Task to complete: Leave out the pictures and repeat every record exactly.

Stored entries
┄┄┄┄┄┄┄┄┄┄┄┄┄┄┄┄┄┄┄┄

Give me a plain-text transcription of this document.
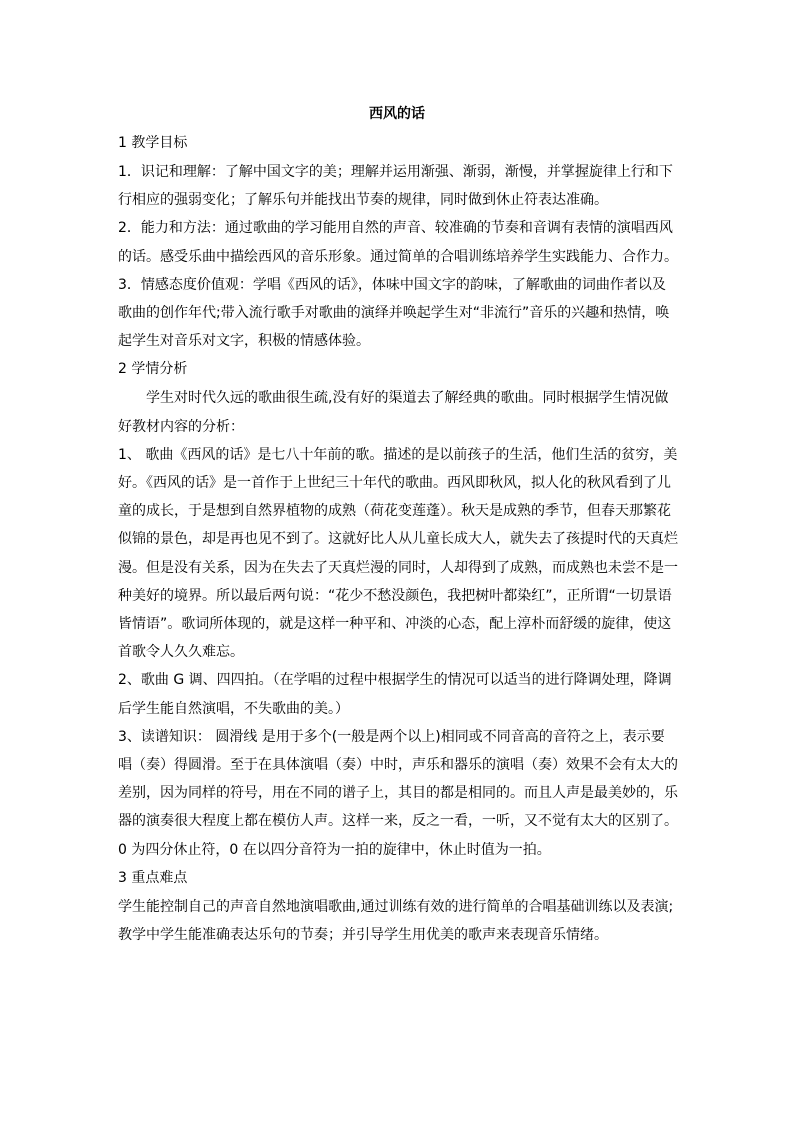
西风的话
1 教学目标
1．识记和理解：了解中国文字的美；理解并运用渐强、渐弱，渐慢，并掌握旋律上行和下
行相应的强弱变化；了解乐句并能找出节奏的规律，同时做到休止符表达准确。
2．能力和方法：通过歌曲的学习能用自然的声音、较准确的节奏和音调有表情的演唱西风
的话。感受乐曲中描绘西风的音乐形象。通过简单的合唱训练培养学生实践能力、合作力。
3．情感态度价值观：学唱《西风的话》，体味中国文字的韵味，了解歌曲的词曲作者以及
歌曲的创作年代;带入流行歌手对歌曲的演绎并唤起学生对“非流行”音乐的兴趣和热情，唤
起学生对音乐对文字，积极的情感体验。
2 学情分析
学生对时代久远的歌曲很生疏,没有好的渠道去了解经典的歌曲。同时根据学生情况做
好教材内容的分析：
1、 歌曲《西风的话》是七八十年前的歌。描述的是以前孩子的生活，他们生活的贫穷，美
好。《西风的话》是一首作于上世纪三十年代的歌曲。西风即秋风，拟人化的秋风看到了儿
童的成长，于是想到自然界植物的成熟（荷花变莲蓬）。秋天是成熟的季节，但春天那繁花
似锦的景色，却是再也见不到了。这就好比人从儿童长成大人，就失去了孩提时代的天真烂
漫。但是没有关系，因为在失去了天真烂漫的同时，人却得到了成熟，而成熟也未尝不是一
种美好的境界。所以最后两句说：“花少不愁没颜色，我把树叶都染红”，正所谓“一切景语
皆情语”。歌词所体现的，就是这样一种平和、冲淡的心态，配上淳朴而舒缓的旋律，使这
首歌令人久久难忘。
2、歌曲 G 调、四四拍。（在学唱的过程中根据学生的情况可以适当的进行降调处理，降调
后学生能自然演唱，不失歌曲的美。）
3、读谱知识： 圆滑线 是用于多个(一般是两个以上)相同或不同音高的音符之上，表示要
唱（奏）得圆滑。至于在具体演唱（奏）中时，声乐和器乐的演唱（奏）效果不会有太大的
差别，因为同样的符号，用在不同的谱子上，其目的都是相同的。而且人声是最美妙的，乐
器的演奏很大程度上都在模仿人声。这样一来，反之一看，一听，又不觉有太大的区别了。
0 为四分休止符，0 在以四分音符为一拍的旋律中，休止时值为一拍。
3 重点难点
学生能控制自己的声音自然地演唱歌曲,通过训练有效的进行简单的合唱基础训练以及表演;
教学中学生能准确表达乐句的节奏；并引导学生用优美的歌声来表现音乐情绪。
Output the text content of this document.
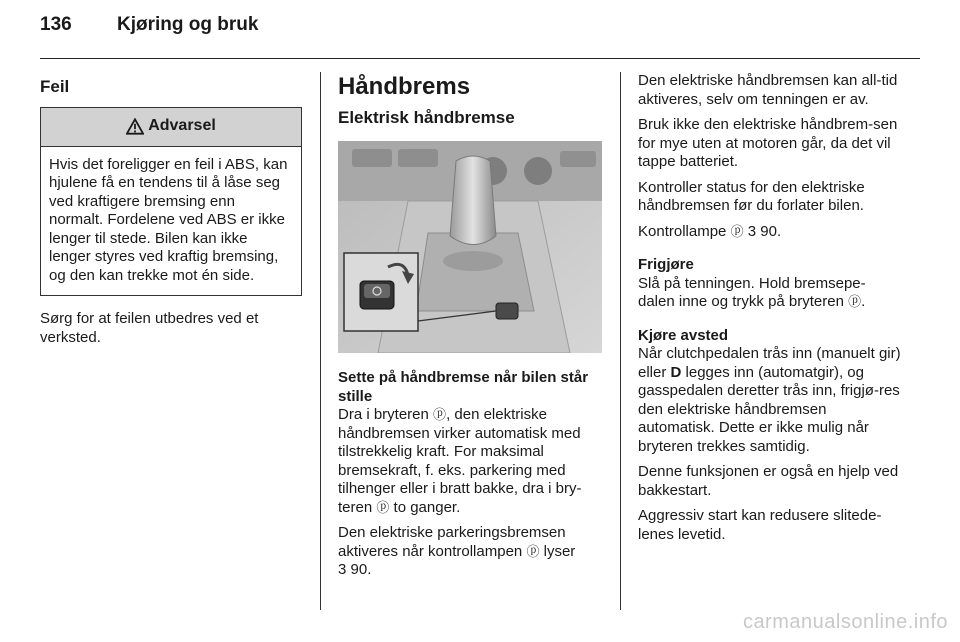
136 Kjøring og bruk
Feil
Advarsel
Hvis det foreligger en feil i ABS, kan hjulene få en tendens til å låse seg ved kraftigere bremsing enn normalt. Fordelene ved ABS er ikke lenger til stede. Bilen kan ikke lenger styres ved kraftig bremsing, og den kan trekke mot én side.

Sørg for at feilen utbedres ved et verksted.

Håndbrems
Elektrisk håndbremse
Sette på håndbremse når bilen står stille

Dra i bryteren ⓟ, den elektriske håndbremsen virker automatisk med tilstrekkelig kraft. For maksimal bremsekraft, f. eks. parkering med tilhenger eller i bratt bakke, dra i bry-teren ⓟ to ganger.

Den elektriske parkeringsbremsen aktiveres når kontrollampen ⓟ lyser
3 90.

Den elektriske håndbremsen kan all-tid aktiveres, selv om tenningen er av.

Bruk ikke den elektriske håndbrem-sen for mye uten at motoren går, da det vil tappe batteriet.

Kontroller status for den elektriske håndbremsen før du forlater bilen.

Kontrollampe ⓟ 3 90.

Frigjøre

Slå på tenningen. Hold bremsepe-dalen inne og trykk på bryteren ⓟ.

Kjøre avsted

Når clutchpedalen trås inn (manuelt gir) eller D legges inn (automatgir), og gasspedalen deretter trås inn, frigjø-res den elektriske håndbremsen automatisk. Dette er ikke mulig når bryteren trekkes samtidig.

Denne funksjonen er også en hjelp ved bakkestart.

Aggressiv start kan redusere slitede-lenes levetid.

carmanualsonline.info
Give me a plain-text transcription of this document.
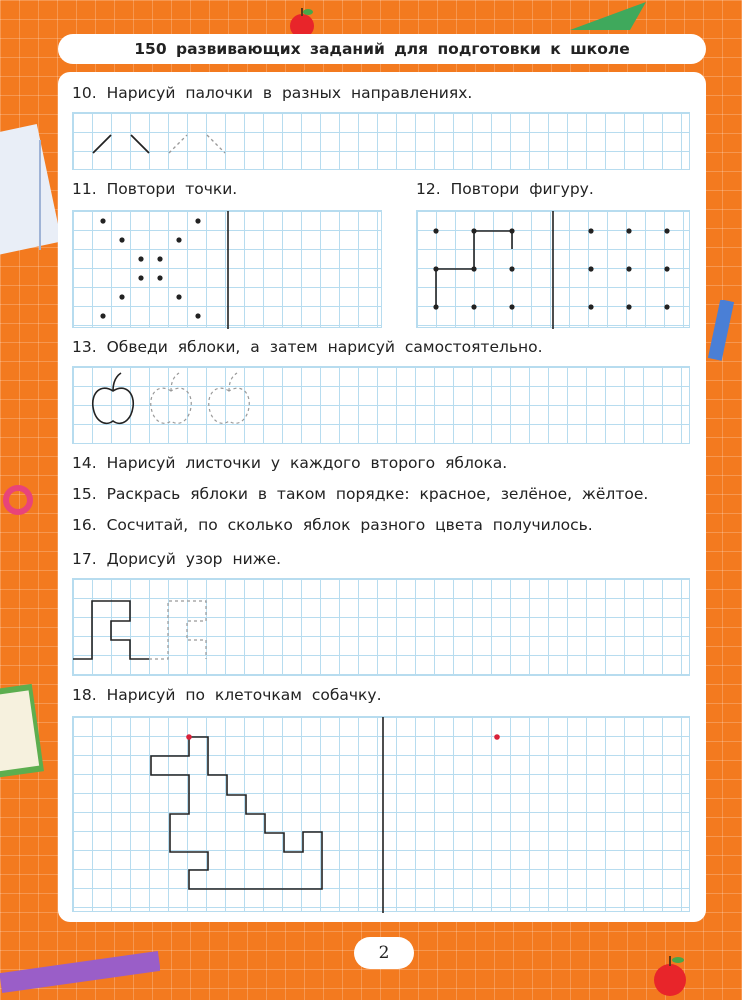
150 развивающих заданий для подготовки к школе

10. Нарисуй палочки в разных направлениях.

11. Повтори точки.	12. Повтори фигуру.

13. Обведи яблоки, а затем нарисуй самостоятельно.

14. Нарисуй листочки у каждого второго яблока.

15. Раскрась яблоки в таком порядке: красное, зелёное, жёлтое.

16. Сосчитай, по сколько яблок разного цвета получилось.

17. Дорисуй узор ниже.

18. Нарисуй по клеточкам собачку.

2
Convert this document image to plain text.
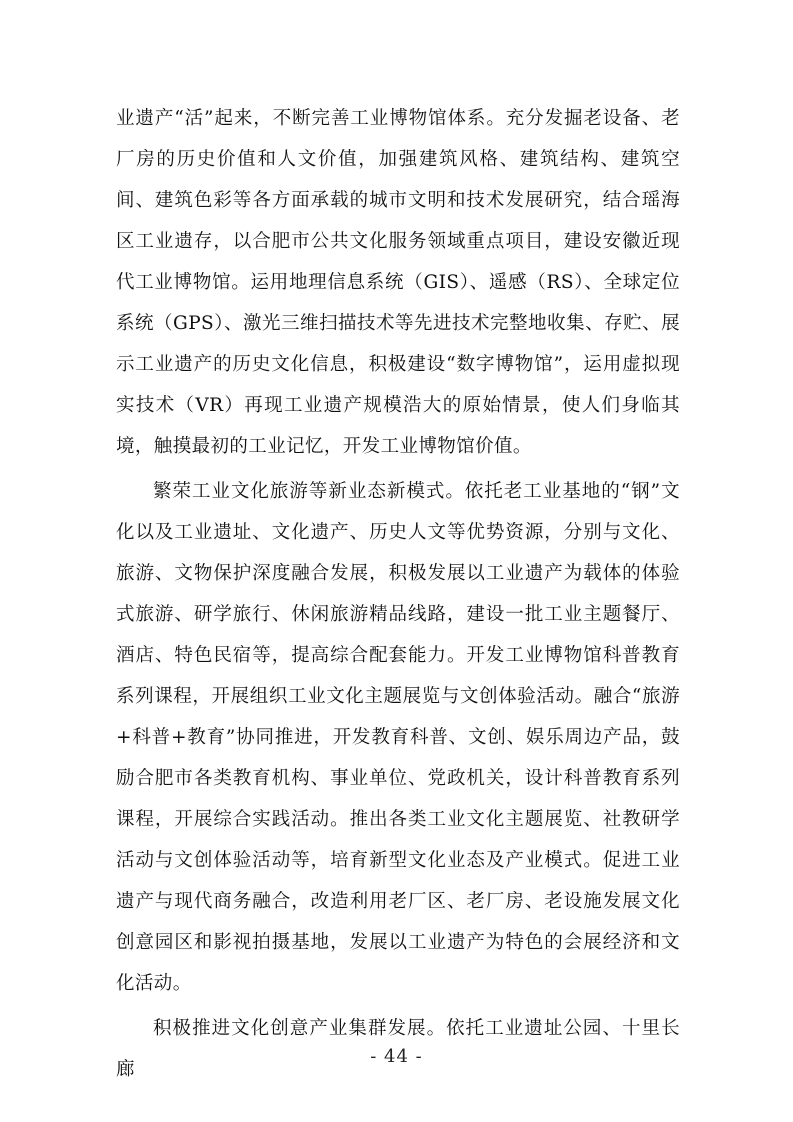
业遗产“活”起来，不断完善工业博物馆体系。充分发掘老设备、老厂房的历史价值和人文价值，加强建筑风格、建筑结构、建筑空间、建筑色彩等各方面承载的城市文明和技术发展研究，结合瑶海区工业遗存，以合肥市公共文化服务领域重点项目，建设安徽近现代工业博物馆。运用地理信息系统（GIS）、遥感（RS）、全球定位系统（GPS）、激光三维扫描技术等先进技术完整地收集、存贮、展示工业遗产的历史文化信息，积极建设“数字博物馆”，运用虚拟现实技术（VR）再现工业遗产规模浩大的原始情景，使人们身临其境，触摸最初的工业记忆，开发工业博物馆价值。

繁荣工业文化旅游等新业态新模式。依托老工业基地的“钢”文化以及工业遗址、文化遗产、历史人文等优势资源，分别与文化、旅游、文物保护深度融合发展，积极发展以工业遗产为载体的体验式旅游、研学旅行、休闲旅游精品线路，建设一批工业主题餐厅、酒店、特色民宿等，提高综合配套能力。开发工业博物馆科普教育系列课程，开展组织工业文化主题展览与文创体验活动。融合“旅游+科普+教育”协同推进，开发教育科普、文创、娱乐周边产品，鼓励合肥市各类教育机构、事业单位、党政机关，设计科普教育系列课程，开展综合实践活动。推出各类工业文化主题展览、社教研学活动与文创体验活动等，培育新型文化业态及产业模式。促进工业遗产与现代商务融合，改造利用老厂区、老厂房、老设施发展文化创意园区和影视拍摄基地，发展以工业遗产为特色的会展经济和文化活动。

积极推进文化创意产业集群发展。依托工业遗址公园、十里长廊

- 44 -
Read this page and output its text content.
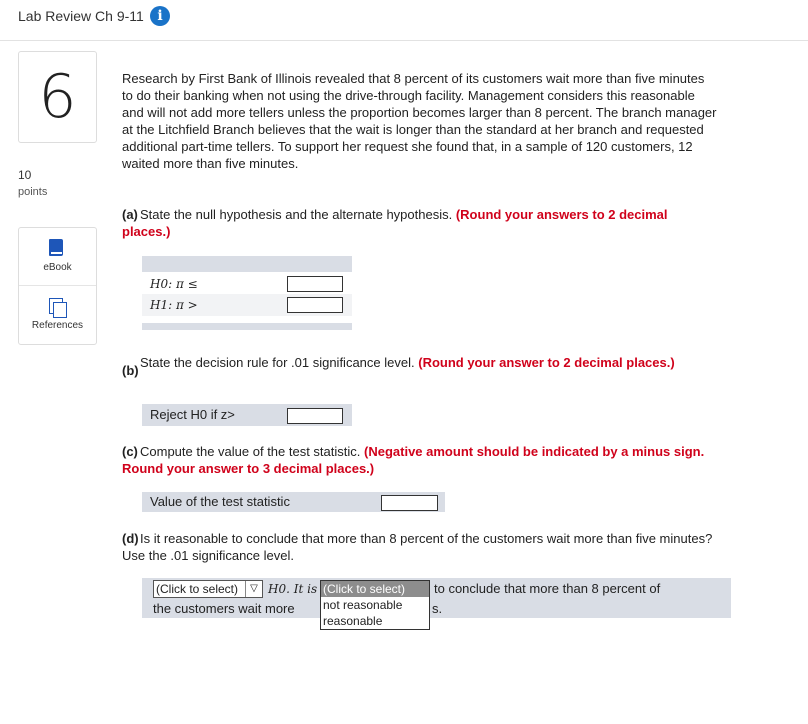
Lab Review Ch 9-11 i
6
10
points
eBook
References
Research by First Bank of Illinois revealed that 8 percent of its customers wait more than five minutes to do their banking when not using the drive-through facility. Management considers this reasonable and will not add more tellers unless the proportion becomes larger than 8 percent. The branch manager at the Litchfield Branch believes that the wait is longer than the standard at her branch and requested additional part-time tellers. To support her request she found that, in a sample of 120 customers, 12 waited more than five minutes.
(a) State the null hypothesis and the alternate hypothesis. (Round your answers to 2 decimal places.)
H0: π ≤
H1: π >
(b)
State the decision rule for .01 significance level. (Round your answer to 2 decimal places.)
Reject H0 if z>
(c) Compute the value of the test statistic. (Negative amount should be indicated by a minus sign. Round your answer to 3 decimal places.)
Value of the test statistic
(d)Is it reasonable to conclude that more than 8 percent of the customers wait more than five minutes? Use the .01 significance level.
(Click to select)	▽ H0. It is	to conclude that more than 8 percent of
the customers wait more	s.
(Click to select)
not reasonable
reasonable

┄┄┄┄┄┄┄┄┄┄┄┄┄┄┄┄┄┄┄┄

Solution:
Give me a plain-text transcription of this document.
西风的话
1 教学目标
1．识记和理解：了解中国文字的美；理解并运用渐强、渐弱，渐慢，并掌握旋律上行和下
行相应的强弱变化；了解乐句并能找出节奏的规律，同时做到休止符表达准确。
2．能力和方法：通过歌曲的学习能用自然的声音、较准确的节奏和音调有表情的演唱西风
的话。感受乐曲中描绘西风的音乐形象。通过简单的合唱训练培养学生实践能力、合作力。
3．情感态度价值观：学唱《西风的话》，体味中国文字的韵味，了解歌曲的词曲作者以及
歌曲的创作年代;带入流行歌手对歌曲的演绎并唤起学生对“非流行”音乐的兴趣和热情，唤
起学生对音乐对文字，积极的情感体验。
2 学情分析
学生对时代久远的歌曲很生疏,没有好的渠道去了解经典的歌曲。同时根据学生情况做
好教材内容的分析：
1、 歌曲《西风的话》是七八十年前的歌。描述的是以前孩子的生活，他们生活的贫穷，美
好。《西风的话》是一首作于上世纪三十年代的歌曲。西风即秋风，拟人化的秋风看到了儿
童的成长，于是想到自然界植物的成熟（荷花变莲蓬）。秋天是成熟的季节，但春天那繁花
似锦的景色，却是再也见不到了。这就好比人从儿童长成大人，就失去了孩提时代的天真烂
漫。但是没有关系，因为在失去了天真烂漫的同时，人却得到了成熟，而成熟也未尝不是一
种美好的境界。所以最后两句说：“花少不愁没颜色，我把树叶都染红”，正所谓“一切景语
皆情语”。歌词所体现的，就是这样一种平和、冲淡的心态，配上淳朴而舒缓的旋律，使这
首歌令人久久难忘。
2、歌曲 G 调、四四拍。（在学唱的过程中根据学生的情况可以适当的进行降调处理，降调
后学生能自然演唱，不失歌曲的美。）
3、读谱知识： 圆滑线 是用于多个(一般是两个以上)相同或不同音高的音符之上，表示要
唱（奏）得圆滑。至于在具体演唱（奏）中时，声乐和器乐的演唱（奏）效果不会有太大的
差别，因为同样的符号，用在不同的谱子上，其目的都是相同的。而且人声是最美妙的，乐
器的演奏很大程度上都在模仿人声。这样一来，反之一看，一听，又不觉有太大的区别了。
0 为四分休止符，0 在以四分音符为一拍的旋律中，休止时值为一拍。
3 重点难点
学生能控制自己的声音自然地演唱歌曲,通过训练有效的进行简单的合唱基础训练以及表演;
教学中学生能准确表达乐句的节奏；并引导学生用优美的歌声来表现音乐情绪。
Output the text content of this document.
136 Kjøring og bruk
Feil
Advarsel
Hvis det foreligger en feil i ABS, kan hjulene få en tendens til å låse seg ved kraftigere bremsing enn normalt. Fordelene ved ABS er ikke lenger til stede. Bilen kan ikke lenger styres ved kraftig bremsing, og den kan trekke mot én side.

Sørg for at feilen utbedres ved et verksted.

Håndbrems
Elektrisk håndbremse
Sette på håndbremse når bilen står stille

Dra i bryteren ⓟ, den elektriske håndbremsen virker automatisk med tilstrekkelig kraft. For maksimal bremsekraft, f. eks. parkering med tilhenger eller i bratt bakke, dra i bry-teren ⓟ to ganger.

Den elektriske parkeringsbremsen aktiveres når kontrollampen ⓟ lyser
3 90.

Den elektriske håndbremsen kan all-tid aktiveres, selv om tenningen er av.

Bruk ikke den elektriske håndbrem-sen for mye uten at motoren går, da det vil tappe batteriet.

Kontroller status for den elektriske håndbremsen før du forlater bilen.

Kontrollampe ⓟ 3 90.

Frigjøre

Slå på tenningen. Hold bremsepe-dalen inne og trykk på bryteren ⓟ.

Kjøre avsted

Når clutchpedalen trås inn (manuelt gir) eller D legges inn (automatgir), og gasspedalen deretter trås inn, frigjø-res den elektriske håndbremsen automatisk. Dette er ikke mulig når bryteren trekkes samtidig.

Denne funksjonen er også en hjelp ved bakkestart.

Aggressiv start kan redusere slitede-lenes levetid.

carmanualsonline.info
Give me a plain-text transcription of this document.
150 развивающих заданий для подготовки к школе

10. Нарисуй палочки в разных направлениях.

11. Повтори точки.	12. Повтори фигуру.

13. Обведи яблоки, а затем нарисуй самостоятельно.

14. Нарисуй листочки у каждого второго яблока.

15. Раскрась яблоки в таком порядке: красное, зелёное, жёлтое.

16. Сосчитай, по сколько яблок разного цвета получилось.

17. Дорисуй узор ниже.

18. Нарисуй по клеточкам собачку.

2
Convert this document image to plain text.
业遗产“活”起来，不断完善工业博物馆体系。充分发掘老设备、老厂房的历史价值和人文价值，加强建筑风格、建筑结构、建筑空间、建筑色彩等各方面承载的城市文明和技术发展研究，结合瑶海区工业遗存，以合肥市公共文化服务领域重点项目，建设安徽近现代工业博物馆。运用地理信息系统（GIS）、遥感（RS）、全球定位系统（GPS）、激光三维扫描技术等先进技术完整地收集、存贮、展示工业遗产的历史文化信息，积极建设“数字博物馆”，运用虚拟现实技术（VR）再现工业遗产规模浩大的原始情景，使人们身临其境，触摸最初的工业记忆，开发工业博物馆价值。

繁荣工业文化旅游等新业态新模式。依托老工业基地的“钢”文化以及工业遗址、文化遗产、历史人文等优势资源，分别与文化、旅游、文物保护深度融合发展，积极发展以工业遗产为载体的体验式旅游、研学旅行、休闲旅游精品线路，建设一批工业主题餐厅、酒店、特色民宿等，提高综合配套能力。开发工业博物馆科普教育系列课程，开展组织工业文化主题展览与文创体验活动。融合“旅游+科普+教育”协同推进，开发教育科普、文创、娱乐周边产品，鼓励合肥市各类教育机构、事业单位、党政机关，设计科普教育系列课程，开展综合实践活动。推出各类工业文化主题展览、社教研学活动与文创体验活动等，培育新型文化业态及产业模式。促进工业遗产与现代商务融合，改造利用老厂区、老厂房、老设施发展文化创意园区和影视拍摄基地，发展以工业遗产为特色的会展经济和文化活动。

积极推进文化创意产业集群发展。依托工业遗址公园、十里长廊

- 44 -
Read this page and output its text content.
Lab Review Ch 9-11 i
6
10
points
eBook
References
Research by First Bank of Illinois revealed that 8 percent of its customers wait more than five minutes to do their banking when not using the drive-through facility. Management considers this reasonable and will not add more tellers unless the proportion becomes larger than 8 percent. The branch manager at the Litchfield Branch believes that the wait is longer than the standard at her branch and requested additional part-time tellers. To support her request she found that, in a sample of 120 customers, 12 waited more than five minutes.
(a) State the null hypothesis and the alternate hypothesis. (Round your answers to 2 decimal places.)
H0: π ≤
H1: π >
(b)
State the decision rule for .01 significance level. (Round your answer to 2 decimal places.)
Reject H0 if z>
(c) Compute the value of the test statistic. (Negative amount should be indicated by a minus sign. Round your answer to 3 decimal places.)
Value of the test statistic
(d)Is it reasonable to conclude that more than 8 percent of the customers wait more than five minutes? Use the .01 significance level.
(Click to select)	▽ H0. It is	to conclude that more than 8 percent of
the customers wait more	s.
(Click to select)
not reasonable
reasonable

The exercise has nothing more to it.